- Records for the task
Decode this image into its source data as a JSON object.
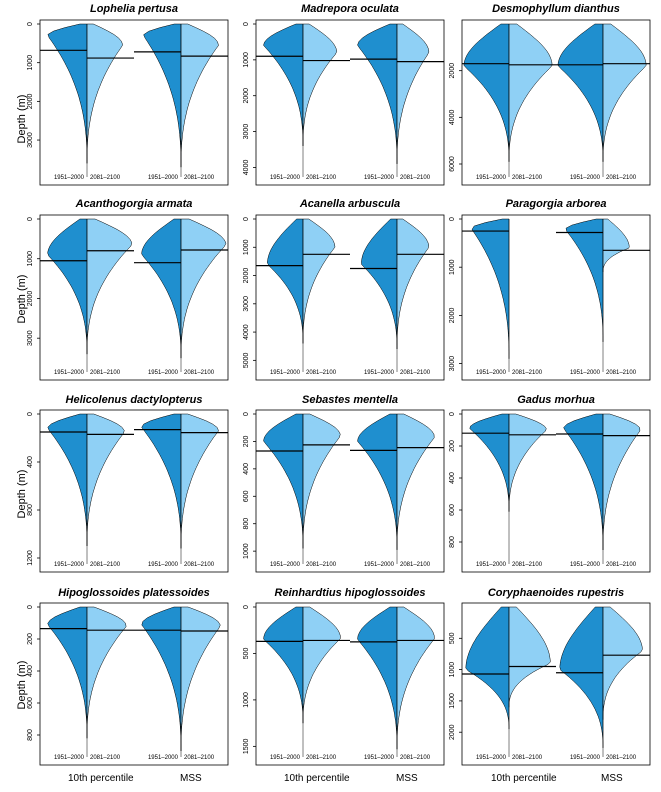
{
  "figure": {
    "ylabel": "Depth (m)",
    "xlabels": [
      "10th percentile",
      "MSS"
    ],
    "period_labels": [
      "1951–2000",
      "2081–2100"
    ],
    "colors": {
      "historical": "#1f8fcf",
      "future": "#8fd0f5",
      "outline": "#000000"
    }
  },
  "chart_data": [
    {
      "type": "violin",
      "title": "Lophelia pertusa",
      "yticks": [
        0,
        1000,
        2000,
        3000
      ],
      "ylim": [
        0,
        3800
      ],
      "y_reversed": true,
      "categories": [
        "10th percentile",
        "MSS"
      ],
      "groups": [
        {
          "name": "10th percentile",
          "historical": {
            "mean": 680,
            "max_depth": 3600,
            "peak_depth": 300,
            "width": 0.42
          },
          "future": {
            "mean": 880,
            "max_depth": 3600,
            "peak_depth": 550,
            "width": 0.38
          }
        },
        {
          "name": "MSS",
          "historical": {
            "mean": 720,
            "max_depth": 3700,
            "peak_depth": 300,
            "width": 0.4
          },
          "future": {
            "mean": 830,
            "max_depth": 3700,
            "peak_depth": 550,
            "width": 0.4
          }
        }
      ]
    },
    {
      "type": "violin",
      "title": "Madrepora oculata",
      "yticks": [
        0,
        1000,
        2000,
        3000,
        4000
      ],
      "ylim": [
        0,
        4100
      ],
      "y_reversed": true,
      "categories": [
        "10th percentile",
        "MSS"
      ],
      "groups": [
        {
          "name": "10th percentile",
          "historical": {
            "mean": 900,
            "max_depth": 3400,
            "peak_depth": 600,
            "width": 0.42
          },
          "future": {
            "mean": 1020,
            "max_depth": 3400,
            "peak_depth": 800,
            "width": 0.36
          }
        },
        {
          "name": "MSS",
          "historical": {
            "mean": 980,
            "max_depth": 3900,
            "peak_depth": 600,
            "width": 0.42
          },
          "future": {
            "mean": 1050,
            "max_depth": 3900,
            "peak_depth": 800,
            "width": 0.34
          }
        }
      ]
    },
    {
      "type": "violin",
      "title": "Desmophyllum dianthus",
      "yticks": [
        2000,
        4000,
        6000
      ],
      "ylim": [
        0,
        6300
      ],
      "y_reversed": true,
      "categories": [
        "10th percentile",
        "MSS"
      ],
      "groups": [
        {
          "name": "10th percentile",
          "historical": {
            "mean": 1700,
            "max_depth": 5900,
            "peak_depth": 1800,
            "width": 0.48
          },
          "future": {
            "mean": 1750,
            "max_depth": 5900,
            "peak_depth": 1800,
            "width": 0.46
          }
        },
        {
          "name": "MSS",
          "historical": {
            "mean": 1750,
            "max_depth": 5900,
            "peak_depth": 1800,
            "width": 0.48
          },
          "future": {
            "mean": 1700,
            "max_depth": 5900,
            "peak_depth": 1800,
            "width": 0.46
          }
        }
      ]
    },
    {
      "type": "violin",
      "title": "Acanthogorgia armata",
      "yticks": [
        0,
        1000,
        2000,
        3000
      ],
      "ylim": [
        0,
        3700
      ],
      "y_reversed": true,
      "categories": [
        "10th percentile",
        "MSS"
      ],
      "groups": [
        {
          "name": "10th percentile",
          "historical": {
            "mean": 1050,
            "max_depth": 3400,
            "peak_depth": 900,
            "width": 0.42
          },
          "future": {
            "mean": 800,
            "max_depth": 3400,
            "peak_depth": 650,
            "width": 0.48
          }
        },
        {
          "name": "MSS",
          "historical": {
            "mean": 1100,
            "max_depth": 3500,
            "peak_depth": 900,
            "width": 0.42
          },
          "future": {
            "mean": 780,
            "max_depth": 3500,
            "peak_depth": 650,
            "width": 0.48
          }
        }
      ]
    },
    {
      "type": "violin",
      "title": "Acanella arbuscula",
      "yticks": [
        0,
        1000,
        2000,
        3000,
        4000,
        5000
      ],
      "ylim": [
        0,
        5200
      ],
      "y_reversed": true,
      "categories": [
        "10th percentile",
        "MSS"
      ],
      "groups": [
        {
          "name": "10th percentile",
          "historical": {
            "mean": 1650,
            "max_depth": 4400,
            "peak_depth": 1600,
            "width": 0.38
          },
          "future": {
            "mean": 1250,
            "max_depth": 4400,
            "peak_depth": 1000,
            "width": 0.34
          }
        },
        {
          "name": "MSS",
          "historical": {
            "mean": 1750,
            "max_depth": 4600,
            "peak_depth": 1600,
            "width": 0.38
          },
          "future": {
            "mean": 1250,
            "max_depth": 4600,
            "peak_depth": 1000,
            "width": 0.34
          }
        }
      ]
    },
    {
      "type": "violin",
      "title": "Paragorgia arborea",
      "yticks": [
        0,
        1000,
        2000,
        3000
      ],
      "ylim": [
        0,
        3050
      ],
      "y_reversed": true,
      "categories": [
        "10th percentile",
        "MSS"
      ],
      "groups": [
        {
          "name": "10th percentile",
          "historical": {
            "mean": 250,
            "max_depth": 2900,
            "peak_depth": 200,
            "width": 0.4
          },
          "future": null
        },
        {
          "name": "MSS",
          "historical": {
            "mean": 280,
            "max_depth": 2550,
            "peak_depth": 220,
            "width": 0.4
          },
          "future": {
            "mean": 650,
            "max_depth": 1100,
            "peak_depth": 600,
            "width": 0.28
          }
        }
      ]
    },
    {
      "type": "violin",
      "title": "Helicolenus dactylopterus",
      "yticks": [
        0,
        400,
        800,
        1200
      ],
      "ylim": [
        0,
        1200
      ],
      "y_reversed": true,
      "categories": [
        "10th percentile",
        "MSS"
      ],
      "groups": [
        {
          "name": "10th percentile",
          "historical": {
            "mean": 150,
            "max_depth": 1100,
            "peak_depth": 120,
            "width": 0.42
          },
          "future": {
            "mean": 170,
            "max_depth": 1100,
            "peak_depth": 150,
            "width": 0.4
          }
        },
        {
          "name": "MSS",
          "historical": {
            "mean": 130,
            "max_depth": 1120,
            "peak_depth": 110,
            "width": 0.42
          },
          "future": {
            "mean": 155,
            "max_depth": 1120,
            "peak_depth": 140,
            "width": 0.4
          }
        }
      ]
    },
    {
      "type": "violin",
      "title": "Sebastes mentella",
      "yticks": [
        0,
        200,
        400,
        600,
        800,
        1000
      ],
      "ylim": [
        0,
        1050
      ],
      "y_reversed": true,
      "categories": [
        "10th percentile",
        "MSS"
      ],
      "groups": [
        {
          "name": "10th percentile",
          "historical": {
            "mean": 270,
            "max_depth": 980,
            "peak_depth": 200,
            "width": 0.42
          },
          "future": {
            "mean": 225,
            "max_depth": 980,
            "peak_depth": 160,
            "width": 0.4
          }
        },
        {
          "name": "MSS",
          "historical": {
            "mean": 265,
            "max_depth": 990,
            "peak_depth": 200,
            "width": 0.42
          },
          "future": {
            "mean": 245,
            "max_depth": 990,
            "peak_depth": 170,
            "width": 0.4
          }
        }
      ]
    },
    {
      "type": "violin",
      "title": "Gadus morhua",
      "yticks": [
        0,
        200,
        400,
        600,
        800
      ],
      "ylim": [
        0,
        900
      ],
      "y_reversed": true,
      "categories": [
        "10th percentile",
        "MSS"
      ],
      "groups": [
        {
          "name": "10th percentile",
          "historical": {
            "mean": 120,
            "max_depth": 610,
            "peak_depth": 90,
            "width": 0.42
          },
          "future": {
            "mean": 130,
            "max_depth": 610,
            "peak_depth": 100,
            "width": 0.4
          }
        },
        {
          "name": "MSS",
          "historical": {
            "mean": 125,
            "max_depth": 850,
            "peak_depth": 90,
            "width": 0.42
          },
          "future": {
            "mean": 135,
            "max_depth": 850,
            "peak_depth": 100,
            "width": 0.4
          }
        }
      ]
    },
    {
      "type": "violin",
      "title": "Hipoglossoides platessoides",
      "yticks": [
        0,
        200,
        400,
        600,
        800
      ],
      "ylim": [
        0,
        900
      ],
      "y_reversed": true,
      "categories": [
        "10th percentile",
        "MSS"
      ],
      "groups": [
        {
          "name": "10th percentile",
          "historical": {
            "mean": 135,
            "max_depth": 820,
            "peak_depth": 110,
            "width": 0.42
          },
          "future": {
            "mean": 145,
            "max_depth": 820,
            "peak_depth": 120,
            "width": 0.42
          }
        },
        {
          "name": "MSS",
          "historical": {
            "mean": 145,
            "max_depth": 900,
            "peak_depth": 110,
            "width": 0.42
          },
          "future": {
            "mean": 150,
            "max_depth": 900,
            "peak_depth": 120,
            "width": 0.42
          }
        }
      ]
    },
    {
      "type": "violin",
      "title": "Reinhardtius hipoglossoides",
      "yticks": [
        0,
        500,
        1000,
        1500
      ],
      "ylim": [
        0,
        1550
      ],
      "y_reversed": true,
      "categories": [
        "10th percentile",
        "MSS"
      ],
      "groups": [
        {
          "name": "10th percentile",
          "historical": {
            "mean": 370,
            "max_depth": 1250,
            "peak_depth": 350,
            "width": 0.42
          },
          "future": {
            "mean": 360,
            "max_depth": 1250,
            "peak_depth": 340,
            "width": 0.4
          }
        },
        {
          "name": "MSS",
          "historical": {
            "mean": 375,
            "max_depth": 1530,
            "peak_depth": 350,
            "width": 0.42
          },
          "future": {
            "mean": 360,
            "max_depth": 1530,
            "peak_depth": 340,
            "width": 0.4
          }
        }
      ]
    },
    {
      "type": "violin",
      "title": "Coryphaenoides rupestris",
      "yticks": [
        500,
        1000,
        1500,
        2000
      ],
      "ylim": [
        0,
        2300
      ],
      "y_reversed": true,
      "categories": [
        "10th percentile",
        "MSS"
      ],
      "groups": [
        {
          "name": "10th percentile",
          "historical": {
            "mean": 1070,
            "max_depth": 1950,
            "peak_depth": 1000,
            "width": 0.46
          },
          "future": {
            "mean": 950,
            "max_depth": 1600,
            "peak_depth": 900,
            "width": 0.44
          }
        },
        {
          "name": "MSS",
          "historical": {
            "mean": 1050,
            "max_depth": 2250,
            "peak_depth": 1000,
            "width": 0.46
          },
          "future": {
            "mean": 770,
            "max_depth": 1800,
            "peak_depth": 700,
            "width": 0.42
          }
        }
      ]
    }
  ]
}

- Exercise details
Where a line holds the string "title", copy that line.

- Exercise solution
      "title": "Lophelia pertusa",
      "title": "Madrepora oculata",
      "title": "Desmophyllum dianthus",
      "title": "Acanthogorgia armata",
      "title": "Acanella arbuscula",
      "title": "Paragorgia arborea",
      "title": "Helicolenus dactylopterus",
      "title": "Sebastes mentella",
      "title": "Gadus morhua",
      "title": "Hipoglossoides platessoides",
      "title": "Reinhardtius hipoglossoides",
      "title": "Coryphaenoides rupestris",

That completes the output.